Lines of data:
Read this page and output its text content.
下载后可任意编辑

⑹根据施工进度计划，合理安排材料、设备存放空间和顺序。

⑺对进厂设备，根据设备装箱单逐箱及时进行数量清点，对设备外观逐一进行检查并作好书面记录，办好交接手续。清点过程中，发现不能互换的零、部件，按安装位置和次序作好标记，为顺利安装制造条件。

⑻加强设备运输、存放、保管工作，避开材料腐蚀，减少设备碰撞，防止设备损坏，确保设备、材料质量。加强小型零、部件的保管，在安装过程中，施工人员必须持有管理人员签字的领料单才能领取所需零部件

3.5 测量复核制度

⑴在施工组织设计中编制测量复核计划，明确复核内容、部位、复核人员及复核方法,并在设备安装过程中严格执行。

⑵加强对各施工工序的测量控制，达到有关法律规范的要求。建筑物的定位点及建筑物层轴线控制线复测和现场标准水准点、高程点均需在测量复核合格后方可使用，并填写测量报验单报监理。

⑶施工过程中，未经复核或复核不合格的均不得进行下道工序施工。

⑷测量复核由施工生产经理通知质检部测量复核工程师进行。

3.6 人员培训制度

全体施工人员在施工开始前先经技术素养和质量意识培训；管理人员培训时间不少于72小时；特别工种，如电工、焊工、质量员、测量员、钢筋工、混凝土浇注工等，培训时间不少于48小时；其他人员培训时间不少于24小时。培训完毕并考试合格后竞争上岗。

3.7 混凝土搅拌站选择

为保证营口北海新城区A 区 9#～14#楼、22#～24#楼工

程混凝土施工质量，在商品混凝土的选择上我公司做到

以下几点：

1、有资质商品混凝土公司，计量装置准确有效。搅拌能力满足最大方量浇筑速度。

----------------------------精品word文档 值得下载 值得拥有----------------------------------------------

● WRITTEN REQUEST: The records above are to be copied in full, exactly as written.

● ANSWER BELOW:
Read this page and output its text content.
下载后可任意编辑

⑹根据施工进度计划，合理安排材料、设备存放空间和顺序。

⑺对进厂设备，根据设备装箱单逐箱及时进行数量清点，对设备外观逐一进行检查并作好书面记录，办好交接手续。清点过程中，发现不能互换的零、部件，按安装位置和次序作好标记，为顺利安装制造条件。

⑻加强设备运输、存放、保管工作，避开材料腐蚀，减少设备碰撞，防止设备损坏，确保设备、材料质量。加强小型零、部件的保管，在安装过程中，施工人员必须持有管理人员签字的领料单才能领取所需零部件

3.5 测量复核制度

⑴在施工组织设计中编制测量复核计划，明确复核内容、部位、复核人员及复核方法,并在设备安装过程中严格执行。

⑵加强对各施工工序的测量控制，达到有关法律规范的要求。建筑物的定位点及建筑物层轴线控制线复测和现场标准水准点、高程点均需在测量复核合格后方可使用，并填写测量报验单报监理。

⑶施工过程中，未经复核或复核不合格的均不得进行下道工序施工。

⑷测量复核由施工生产经理通知质检部测量复核工程师进行。

3.6 人员培训制度

全体施工人员在施工开始前先经技术素养和质量意识培训；管理人员培训时间不少于72小时；特别工种，如电工、焊工、质量员、测量员、钢筋工、混凝土浇注工等，培训时间不少于48小时；其他人员培训时间不少于24小时。培训完毕并考试合格后竞争上岗。

3.7 混凝土搅拌站选择

为保证营口北海新城区A 区 9#～14#楼、22#～24#楼工

程混凝土施工质量，在商品混凝土的选择上我公司做到

以下几点：

1、有资质商品混凝土公司，计量装置准确有效。搅拌能力满足最大方量浇筑速度。

----------------------------精品word文档 值得下载 值得拥有----------------------------------------------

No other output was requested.